● **Reading passage**:
Update (January 17, 2017): Launch monitor data added from #TheWRX, a group of eight GolfWRX Members who visited Callaway HQ to be fit for the GBB Epic and GBB Epic Sub Zero drivers.
“We’ve changed pretty much everything with the way we’ve made this driver,” says Alan Hocknell, Callaway’s Senior Vice President of Research and Development. And even a cursory glance reveals that a lot has changed with Callaway’s new GBB Epic and GBB Epic Sub Zero drivers.
The GBB Epic
Callaway has been adding carbon fiber to its driver designs for more than a decade, using the material to make lighter and lighter crowns that have steadily improved the performance of new models. This year, the company brought carbon fiber to the soles of its drivers, a shift as dramatic as each driver’s vibrant green highlights. According to Callaway, more than 50 percent of the Epic and Epic Sub Zero drivers are made from carbon fiber.
The marquee technology for both the Epic and Epic Sub Zero, however, is something golfers can’t see. It’s called Jailbreak, a structure of two parallel titanium rods located behind the club face that connect the sole and crown. The rods serve to stiffen the crown and sole so they don’t flex as much at impact, Callaway says, which allows the club face of the drivers to flex more and return more energy to the ball. More energy means more ball speed and more distance, and Callaway is claiming an improvement of up to 2 mph in its player testing.
Because of the added carbon fiber, internal titanium rods and many more changes, Hocknell says it takes twice as many steps and twice as long (roughly 7-10 days) to manufacture the Epic and Epic Sub Zero drivers. The payoff? The structural changes to the Epic improve its total moment of inertia, a measure of ball speed retention on mishits, to an impressive 8000 g/cm². That’s 20 percent higher than the MOI of the Great Big Bertha, the driver the Epic replaces in Callaway’s lineup.

● **Exercise task 1**:
Answer these about the driver article:
(a) How many GolfWRX Members visited Callaway HQ to be fit for the drivers?
(b) What material are the two parallel rods in the Jailbreak structure made of?
(c) By what percentage does the Epic's moment of inertia exceed that of the Great Big Bertha?
● **Exercise task 2**: Copy out the driver article word for word between "Update (January 17, 2017): Launch" and "new GBB Epic and GBB Epic Sub Zero drivers.", inclusive.
The data on this page plays no part in this work.

● **Data block**:
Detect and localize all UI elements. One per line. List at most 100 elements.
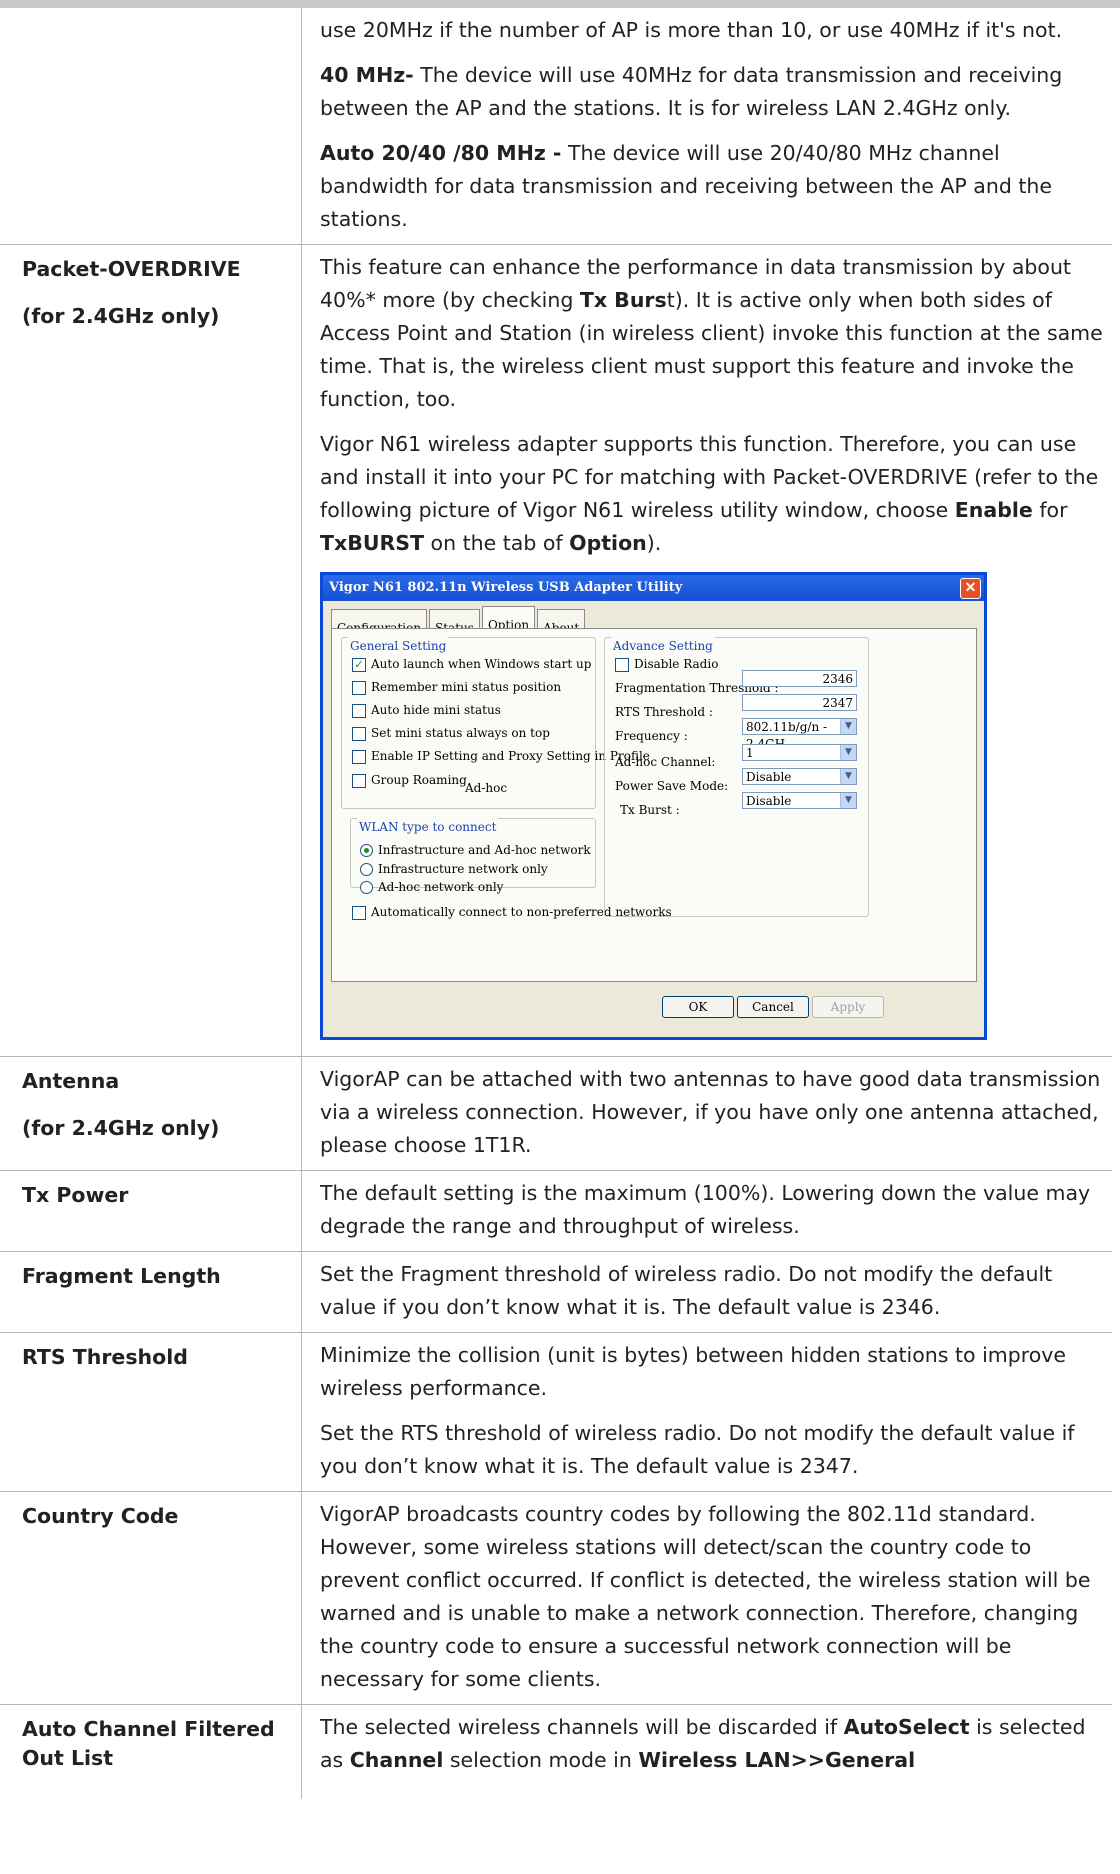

● **Exercise result 1**:
(a) Eight
(b) Titanium
(c) 20 percent

● **Exercise result 2**:
Update (January 17, 2017): Launch monitor data added from #TheWRX, a group of eight GolfWRX Members who visited Callaway HQ to be fit for the GBB Epic and GBB Epic Sub Zero drivers.
“We’ve changed pretty much everything with the way we’ve made this driver,” says Alan Hocknell, Callaway’s Senior Vice President of Research and Development. And even a cursory glance reveals that a lot has changed with Callaway’s new GBB Epic and GBB Epic Sub Zero drivers.